To do:
Make a verbatim copy of the entries below; pictures stay out.

Extracted data:

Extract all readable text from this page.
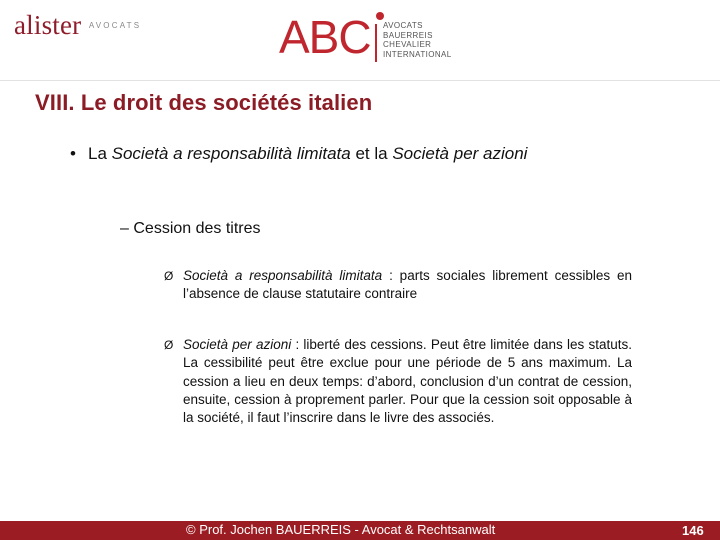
alister AVOCATS	ABC AVOCATS
BAUERREIS
CHEVALIER
INTERNATIONAL
VIII. Le droit des sociétés italien
• La Società a responsabilità limitata et la Società per azioni
– Cession des titres
Ø Società a responsabilità limitata : parts sociales librement cessibles en l’absence de clause statutaire contraire
Ø Società per azioni : liberté des cessions. Peut être limitée dans les statuts. La cessibilité peut être exclue pour une période de 5 ans maximum. La cession a lieu en deux temps: d’abord, conclusion d’un contrat de cession, ensuite, cession à proprement parler. Pour que la cession soit opposable à la société, il faut l’inscrire dans le livre des associés.
© Prof. Jochen BAUERREIS - Avocat & Rechtsanwalt	146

Answer to the problem:
Extract all readable text from this page.
alister AVOCATS	ABC AVOCATS
BAUERREIS
CHEVALIER
INTERNATIONAL
VIII. Le droit des sociétés italien
• La Società a responsabilità limitata et la Società per azioni
– Cession des titres
Ø Società a responsabilità limitata : parts sociales librement cessibles en l’absence de clause statutaire contraire
Ø Società per azioni : liberté des cessions. Peut être limitée dans les statuts. La cessibilité peut être exclue pour une période de 5 ans maximum. La cession a lieu en deux temps: d’abord, conclusion d’un contrat de cession, ensuite, cession à proprement parler. Pour que la cession soit opposable à la société, il faut l’inscrire dans le livre des associés.
© Prof. Jochen BAUERREIS - Avocat & Rechtsanwalt	146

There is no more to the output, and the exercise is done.